- _WRITTEN EXERCISE_:
Copy every line of the items below word for word, leaving out the pictures.

- _AVAILABLE DATA_:
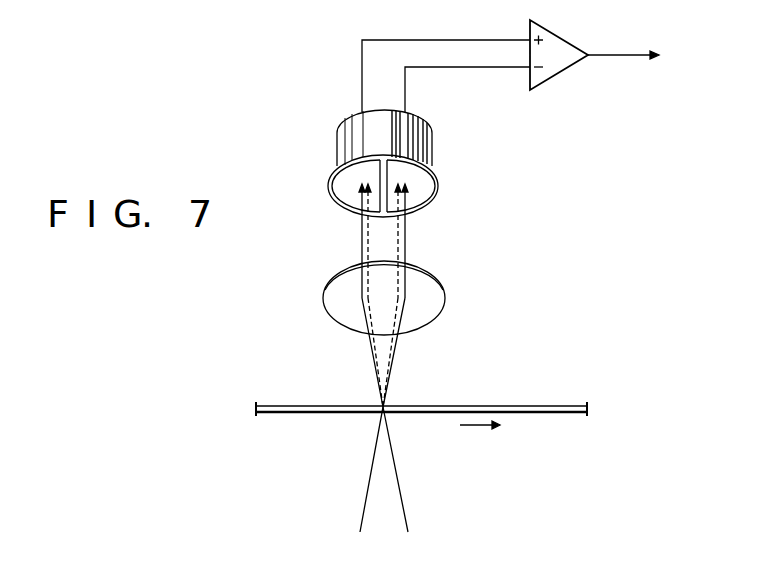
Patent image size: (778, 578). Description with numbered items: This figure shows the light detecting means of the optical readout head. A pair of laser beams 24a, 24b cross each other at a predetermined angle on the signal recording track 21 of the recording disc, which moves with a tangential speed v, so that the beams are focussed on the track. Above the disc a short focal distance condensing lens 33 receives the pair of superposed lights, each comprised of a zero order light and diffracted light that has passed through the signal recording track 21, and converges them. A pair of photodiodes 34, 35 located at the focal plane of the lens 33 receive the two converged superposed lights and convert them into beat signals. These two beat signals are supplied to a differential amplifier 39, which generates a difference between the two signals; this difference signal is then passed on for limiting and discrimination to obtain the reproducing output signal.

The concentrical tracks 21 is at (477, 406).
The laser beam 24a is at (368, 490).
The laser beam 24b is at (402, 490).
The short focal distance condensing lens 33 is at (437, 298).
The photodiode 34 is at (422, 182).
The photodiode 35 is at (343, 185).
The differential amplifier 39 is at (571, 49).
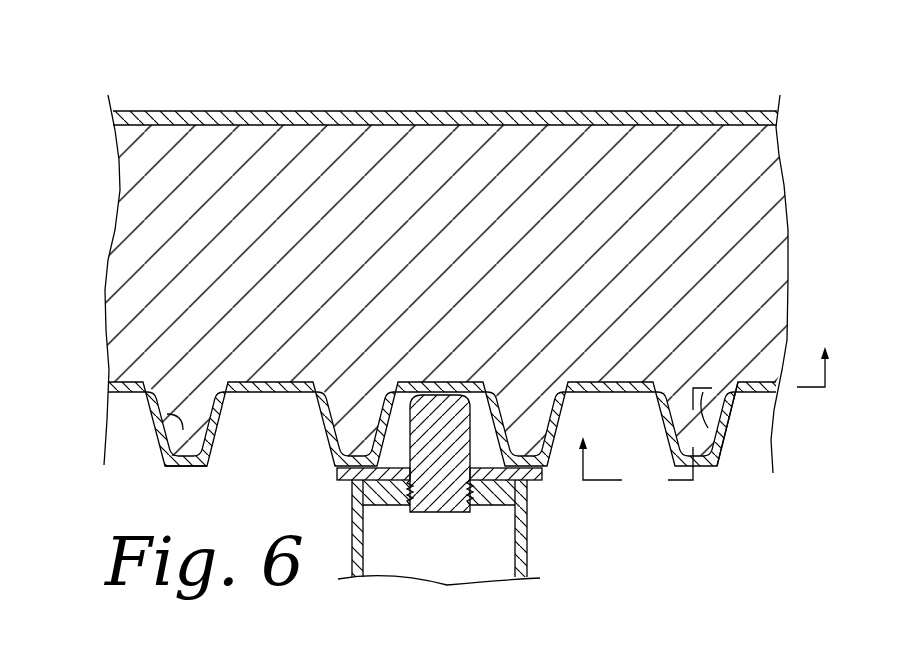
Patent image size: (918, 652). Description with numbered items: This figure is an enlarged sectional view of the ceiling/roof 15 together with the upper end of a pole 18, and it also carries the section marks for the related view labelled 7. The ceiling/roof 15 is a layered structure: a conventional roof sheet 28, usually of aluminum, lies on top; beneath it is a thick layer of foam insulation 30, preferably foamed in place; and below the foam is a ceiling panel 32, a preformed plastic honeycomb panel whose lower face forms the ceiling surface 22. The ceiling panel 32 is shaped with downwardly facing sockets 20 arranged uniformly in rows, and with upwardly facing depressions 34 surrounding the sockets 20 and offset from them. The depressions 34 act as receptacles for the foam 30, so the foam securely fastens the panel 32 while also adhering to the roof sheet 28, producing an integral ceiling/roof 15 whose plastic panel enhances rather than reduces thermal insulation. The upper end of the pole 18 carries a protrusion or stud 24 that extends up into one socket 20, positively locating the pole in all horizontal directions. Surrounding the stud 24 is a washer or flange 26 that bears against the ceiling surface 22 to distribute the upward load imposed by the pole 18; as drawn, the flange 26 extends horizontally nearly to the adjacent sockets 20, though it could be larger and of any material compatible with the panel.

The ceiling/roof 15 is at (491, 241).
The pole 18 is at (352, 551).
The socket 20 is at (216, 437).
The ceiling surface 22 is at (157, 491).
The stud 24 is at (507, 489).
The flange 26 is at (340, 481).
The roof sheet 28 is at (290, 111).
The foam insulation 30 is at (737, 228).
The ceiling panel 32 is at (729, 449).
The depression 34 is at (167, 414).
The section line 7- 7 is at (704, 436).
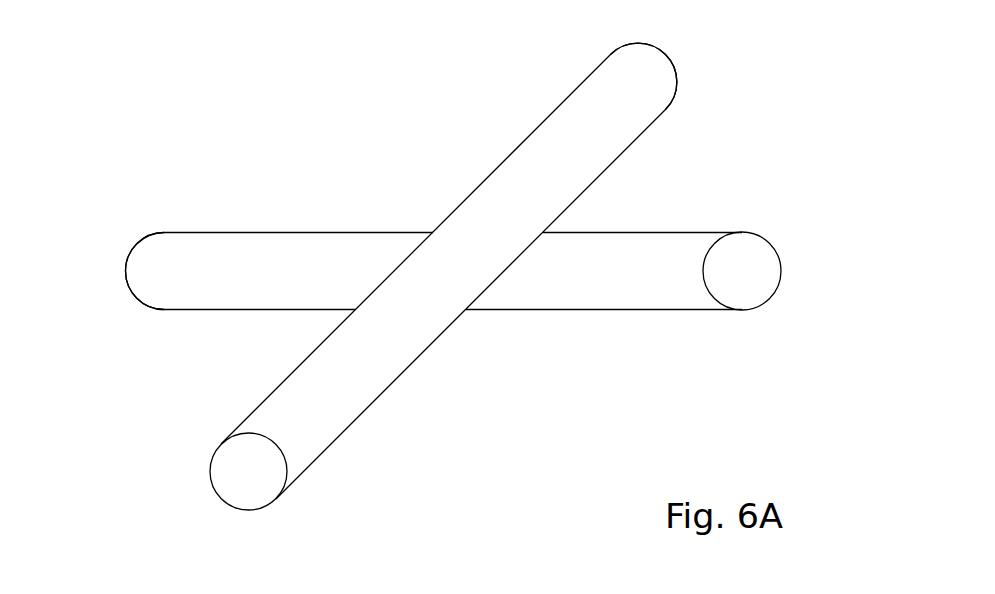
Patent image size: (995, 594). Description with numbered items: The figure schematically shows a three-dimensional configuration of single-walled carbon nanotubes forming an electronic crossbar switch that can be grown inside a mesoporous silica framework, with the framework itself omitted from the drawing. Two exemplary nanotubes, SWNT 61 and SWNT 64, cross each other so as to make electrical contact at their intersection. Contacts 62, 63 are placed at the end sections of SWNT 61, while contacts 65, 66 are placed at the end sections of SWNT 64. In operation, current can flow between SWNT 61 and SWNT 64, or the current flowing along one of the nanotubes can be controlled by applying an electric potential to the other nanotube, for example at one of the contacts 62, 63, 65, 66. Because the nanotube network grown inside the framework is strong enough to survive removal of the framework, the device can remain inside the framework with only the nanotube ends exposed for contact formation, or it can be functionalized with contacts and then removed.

- _RESPONSE TO THE EXERCISE_:
Patent image size: (778, 578). Description with numbered items: This figure shows the light detecting means of the optical readout head. A pair of laser beams 24a, 24b cross each other at a predetermined angle on the signal recording track 21 of the recording disc, which moves with a tangential speed v, so that the beams are focussed on the track. Above the disc a short focal distance condensing lens 33 receives the pair of superposed lights, each comprised of a zero order light and diffracted light that has passed through the signal recording track 21, and converges them. A pair of photodiodes 34, 35 located at the focal plane of the lens 33 receive the two converged superposed lights and convert them into beat signals. These two beat signals are supplied to a differential amplifier 39, which generates a difference between the two signals; this difference signal is then passed on for limiting and discrimination to obtain the reproducing output signal.

The concentrical tracks 21 is at (477, 406).
The laser beam 24a is at (368, 490).
The laser beam 24b is at (402, 490).
The short focal distance condensing lens 33 is at (437, 298).
The photodiode 34 is at (422, 182).
The photodiode 35 is at (343, 185).
The differential amplifier 39 is at (571, 49).
Patent image size: (918, 652). Description with numbered items: This figure is an enlarged sectional view of the ceiling/roof 15 together with the upper end of a pole 18, and it also carries the section marks for the related view labelled 7. The ceiling/roof 15 is a layered structure: a conventional roof sheet 28, usually of aluminum, lies on top; beneath it is a thick layer of foam insulation 30, preferably foamed in place; and below the foam is a ceiling panel 32, a preformed plastic honeycomb panel whose lower face forms the ceiling surface 22. The ceiling panel 32 is shaped with downwardly facing sockets 20 arranged uniformly in rows, and with upwardly facing depressions 34 surrounding the sockets 20 and offset from them. The depressions 34 act as receptacles for the foam 30, so the foam securely fastens the panel 32 while also adhering to the roof sheet 28, producing an integral ceiling/roof 15 whose plastic panel enhances rather than reduces thermal insulation. The upper end of the pole 18 carries a protrusion or stud 24 that extends up into one socket 20, positively locating the pole in all horizontal directions. Surrounding the stud 24 is a washer or flange 26 that bears against the ceiling surface 22 to distribute the upward load imposed by the pole 18; as drawn, the flange 26 extends horizontally nearly to the adjacent sockets 20, though it could be larger and of any material compatible with the panel.

The ceiling/roof 15 is at (491, 241).
The pole 18 is at (352, 551).
The socket 20 is at (216, 437).
The ceiling surface 22 is at (157, 491).
The stud 24 is at (507, 489).
The flange 26 is at (340, 481).
The roof sheet 28 is at (290, 111).
The foam insulation 30 is at (737, 228).
The ceiling panel 32 is at (729, 449).
The depression 34 is at (167, 414).
The section line 7- 7 is at (704, 436).
Patent image size: (995, 594). Description with numbered items: The figure schematically shows a three-dimensional configuration of single-walled carbon nanotubes forming an electronic crossbar switch that can be grown inside a mesoporous silica framework, with the framework itself omitted from the drawing. Two exemplary nanotubes, SWNT 61 and SWNT 64, cross each other so as to make electrical contact at their intersection. Contacts 62, 63 are placed at the end sections of SWNT 61, while contacts 65, 66 are placed at the end sections of SWNT 64. In operation, current can flow between SWNT 61 and SWNT 64, or the current flowing along one of the nanotubes can be controlled by applying an electric potential to the other nanotube, for example at one of the contacts 62, 63, 65, 66. Because the nanotube network grown inside the framework is strong enough to survive removal of the framework, the device can remain inside the framework with only the nanotube ends exposed for contact formation, or it can be functionalized with contacts and then removed.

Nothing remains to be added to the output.